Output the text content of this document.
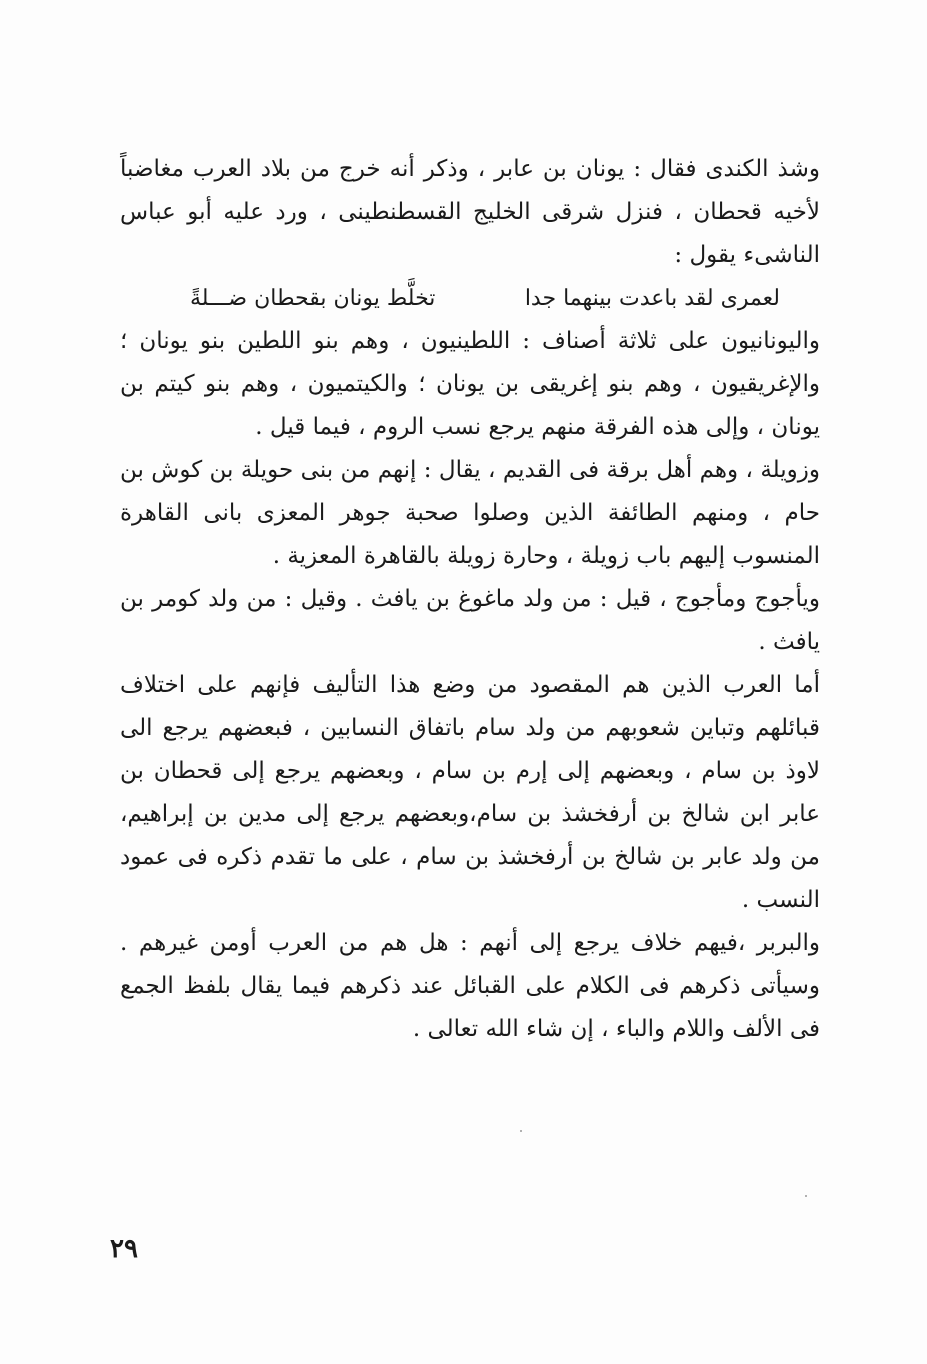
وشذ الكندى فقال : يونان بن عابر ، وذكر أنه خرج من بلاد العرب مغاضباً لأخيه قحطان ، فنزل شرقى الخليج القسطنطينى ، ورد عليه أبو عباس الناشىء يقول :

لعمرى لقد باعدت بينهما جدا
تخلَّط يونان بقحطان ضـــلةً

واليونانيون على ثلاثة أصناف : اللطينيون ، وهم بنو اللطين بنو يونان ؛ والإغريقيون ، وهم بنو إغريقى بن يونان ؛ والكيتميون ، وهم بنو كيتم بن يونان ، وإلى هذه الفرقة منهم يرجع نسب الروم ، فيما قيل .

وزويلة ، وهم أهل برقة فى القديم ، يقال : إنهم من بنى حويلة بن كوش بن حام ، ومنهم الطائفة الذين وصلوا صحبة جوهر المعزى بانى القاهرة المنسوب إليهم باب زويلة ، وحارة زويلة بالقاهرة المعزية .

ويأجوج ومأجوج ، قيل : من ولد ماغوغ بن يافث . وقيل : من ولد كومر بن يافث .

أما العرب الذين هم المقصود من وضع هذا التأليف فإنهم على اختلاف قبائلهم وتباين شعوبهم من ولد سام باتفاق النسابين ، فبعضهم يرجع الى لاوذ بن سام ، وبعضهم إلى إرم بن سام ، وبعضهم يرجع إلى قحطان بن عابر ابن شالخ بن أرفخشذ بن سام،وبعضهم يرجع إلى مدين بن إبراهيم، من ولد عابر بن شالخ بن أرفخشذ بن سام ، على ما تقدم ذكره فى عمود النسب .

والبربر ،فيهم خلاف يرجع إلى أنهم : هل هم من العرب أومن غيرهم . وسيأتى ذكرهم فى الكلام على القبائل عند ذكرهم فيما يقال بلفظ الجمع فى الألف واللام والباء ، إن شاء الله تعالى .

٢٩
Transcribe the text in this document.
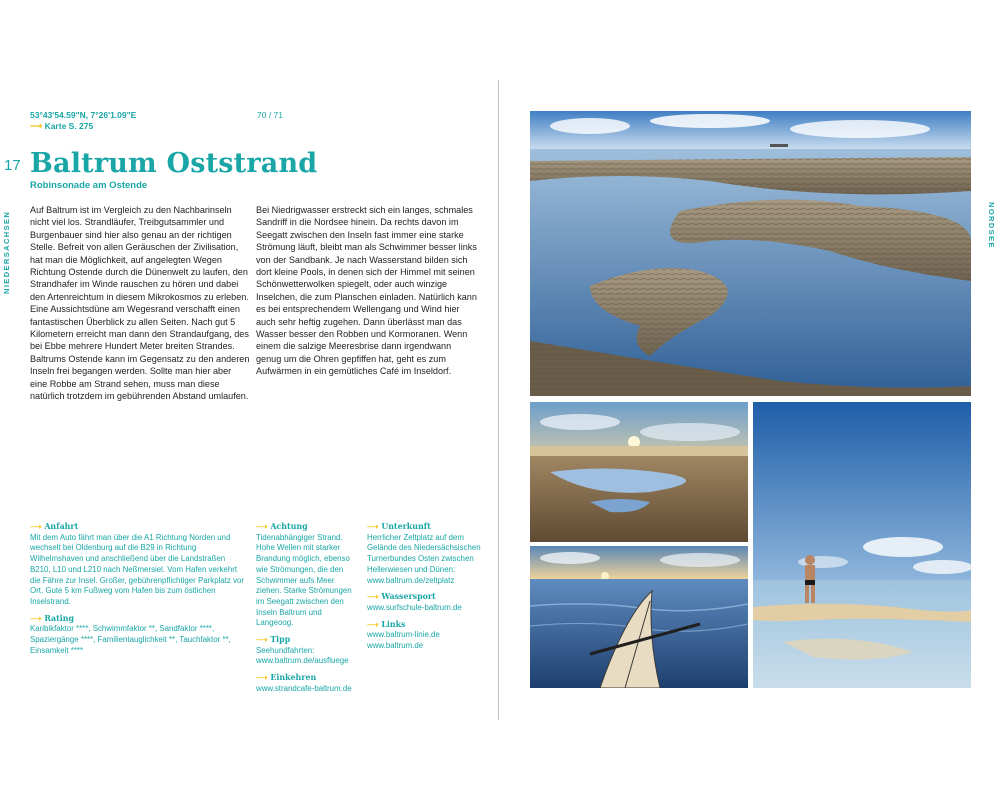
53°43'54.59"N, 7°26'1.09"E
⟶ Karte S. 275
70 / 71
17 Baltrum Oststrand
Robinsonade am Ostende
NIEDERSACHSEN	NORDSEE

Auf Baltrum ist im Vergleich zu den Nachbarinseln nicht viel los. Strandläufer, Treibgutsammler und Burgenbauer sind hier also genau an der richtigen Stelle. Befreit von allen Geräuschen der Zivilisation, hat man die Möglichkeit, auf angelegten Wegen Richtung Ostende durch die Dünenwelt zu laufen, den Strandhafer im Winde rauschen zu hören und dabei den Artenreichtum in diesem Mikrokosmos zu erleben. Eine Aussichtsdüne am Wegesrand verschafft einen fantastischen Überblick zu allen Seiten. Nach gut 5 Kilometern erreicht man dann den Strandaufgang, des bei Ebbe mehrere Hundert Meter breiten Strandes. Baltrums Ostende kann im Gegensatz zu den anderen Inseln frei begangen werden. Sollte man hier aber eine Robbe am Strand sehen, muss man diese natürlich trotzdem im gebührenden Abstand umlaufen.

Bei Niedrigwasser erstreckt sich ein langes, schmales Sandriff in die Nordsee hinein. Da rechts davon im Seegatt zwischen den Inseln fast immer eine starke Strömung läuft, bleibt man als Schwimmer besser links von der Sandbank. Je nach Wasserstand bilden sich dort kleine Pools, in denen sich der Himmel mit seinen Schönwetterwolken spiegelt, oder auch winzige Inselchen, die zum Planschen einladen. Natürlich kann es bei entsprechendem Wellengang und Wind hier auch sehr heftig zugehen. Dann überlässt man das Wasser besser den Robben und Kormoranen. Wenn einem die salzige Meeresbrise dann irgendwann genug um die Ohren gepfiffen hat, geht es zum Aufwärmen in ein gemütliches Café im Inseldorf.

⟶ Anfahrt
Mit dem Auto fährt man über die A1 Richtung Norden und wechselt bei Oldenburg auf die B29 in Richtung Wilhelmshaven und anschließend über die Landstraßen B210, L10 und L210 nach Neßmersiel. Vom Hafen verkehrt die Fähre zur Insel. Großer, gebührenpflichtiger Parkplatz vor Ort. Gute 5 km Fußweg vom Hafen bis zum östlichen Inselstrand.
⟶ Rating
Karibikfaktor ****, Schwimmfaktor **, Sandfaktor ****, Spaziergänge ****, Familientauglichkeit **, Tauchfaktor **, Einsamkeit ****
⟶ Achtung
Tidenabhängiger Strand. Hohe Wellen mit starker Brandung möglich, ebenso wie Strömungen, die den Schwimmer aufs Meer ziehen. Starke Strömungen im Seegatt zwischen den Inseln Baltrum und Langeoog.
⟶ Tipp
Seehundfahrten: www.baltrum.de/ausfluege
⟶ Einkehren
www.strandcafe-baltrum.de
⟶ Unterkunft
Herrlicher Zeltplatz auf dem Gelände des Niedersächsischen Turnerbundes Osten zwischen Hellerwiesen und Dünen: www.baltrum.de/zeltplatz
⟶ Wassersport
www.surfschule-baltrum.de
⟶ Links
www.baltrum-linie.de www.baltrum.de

TO BE DONE: Report the number of lines in the listing above that include the word "document", and nothing else.

FINISHED ANSWER: 2